» RECORDS FOR THIS EXERCISE
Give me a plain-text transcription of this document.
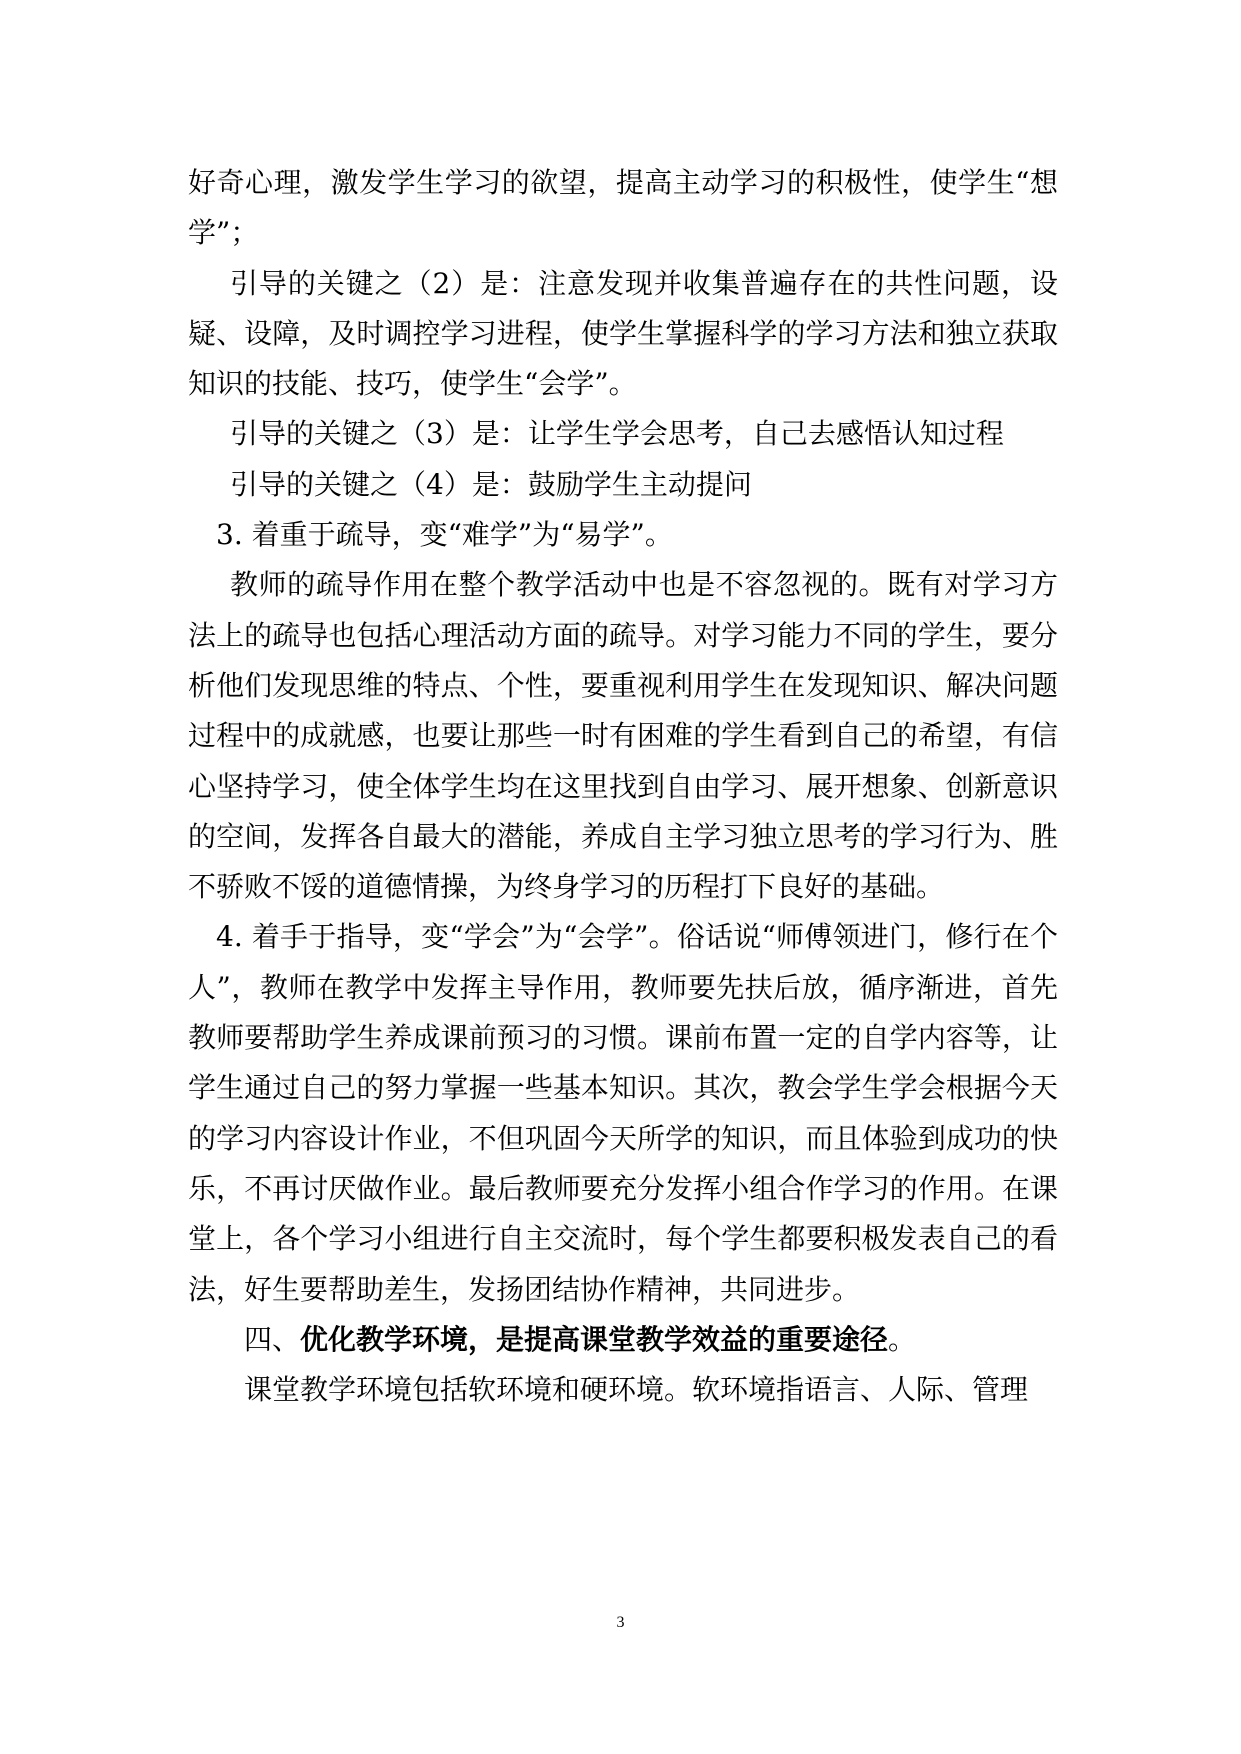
好奇心理，激发学生学习的欲望，提高主动学习的积极性，使学生“想学”；

引导的关键之（2）是：注意发现并收集普遍存在的共性问题，设疑、设障，及时调控学习进程，使学生掌握科学的学习方法和独立获取知识的技能、技巧，使学生“会学”。

引导的关键之（3）是：让学生学会思考，自己去感悟认知过程

引导的关键之（4）是：鼓励学生主动提问

3. 着重于疏导，变“难学”为“易学”。

教师的疏导作用在整个教学活动中也是不容忽视的。既有对学习方法上的疏导也包括心理活动方面的疏导。对学习能力不同的学生，要分析他们发现思维的特点、个性，要重视利用学生在发现知识、解决问题过程中的成就感，也要让那些一时有困难的学生看到自己的希望，有信心坚持学习，使全体学生均在这里找到自由学习、展开想象、创新意识的空间，发挥各自最大的潜能，养成自主学习独立思考的学习行为、胜不骄败不馁的道德情操，为终身学习的历程打下良好的基础。

4. 着手于指导，变“学会”为“会学”。俗话说“师傅领进门，修行在个人”，教师在教学中发挥主导作用，教师要先扶后放，循序渐进，首先教师要帮助学生养成课前预习的习惯。课前布置一定的自学内容等，让学生通过自己的努力掌握一些基本知识。其次，教会学生学会根据今天的学习内容设计作业，不但巩固今天所学的知识，而且体验到成功的快乐，不再讨厌做作业。最后教师要充分发挥小组合作学习的作用。在课堂上，各个学习小组进行自主交流时，每个学生都要积极发表自己的看法，好生要帮助差生，发扬团结协作精神，共同进步。

四、优化教学环境，是提高课堂教学效益的重要途径。

课堂教学环境包括软环境和硬环境。软环境指语言、人际、管理

3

» EXERCISE TASK
Copy the data character for character, but drop all pictures from the copy.

» OUTPUT FOR THIS EXERCISE
Give me a plain-text transcription of this document.
好奇心理，激发学生学习的欲望，提高主动学习的积极性，使学生“想学”；

引导的关键之（2）是：注意发现并收集普遍存在的共性问题，设疑、设障，及时调控学习进程，使学生掌握科学的学习方法和独立获取知识的技能、技巧，使学生“会学”。

引导的关键之（3）是：让学生学会思考，自己去感悟认知过程

引导的关键之（4）是：鼓励学生主动提问

3. 着重于疏导，变“难学”为“易学”。

教师的疏导作用在整个教学活动中也是不容忽视的。既有对学习方法上的疏导也包括心理活动方面的疏导。对学习能力不同的学生，要分析他们发现思维的特点、个性，要重视利用学生在发现知识、解决问题过程中的成就感，也要让那些一时有困难的学生看到自己的希望，有信心坚持学习，使全体学生均在这里找到自由学习、展开想象、创新意识的空间，发挥各自最大的潜能，养成自主学习独立思考的学习行为、胜不骄败不馁的道德情操，为终身学习的历程打下良好的基础。

4. 着手于指导，变“学会”为“会学”。俗话说“师傅领进门，修行在个人”，教师在教学中发挥主导作用，教师要先扶后放，循序渐进，首先教师要帮助学生养成课前预习的习惯。课前布置一定的自学内容等，让学生通过自己的努力掌握一些基本知识。其次，教会学生学会根据今天的学习内容设计作业，不但巩固今天所学的知识，而且体验到成功的快乐，不再讨厌做作业。最后教师要充分发挥小组合作学习的作用。在课堂上，各个学习小组进行自主交流时，每个学生都要积极发表自己的看法，好生要帮助差生，发扬团结协作精神，共同进步。

四、优化教学环境，是提高课堂教学效益的重要途径。

课堂教学环境包括软环境和硬环境。软环境指语言、人际、管理

3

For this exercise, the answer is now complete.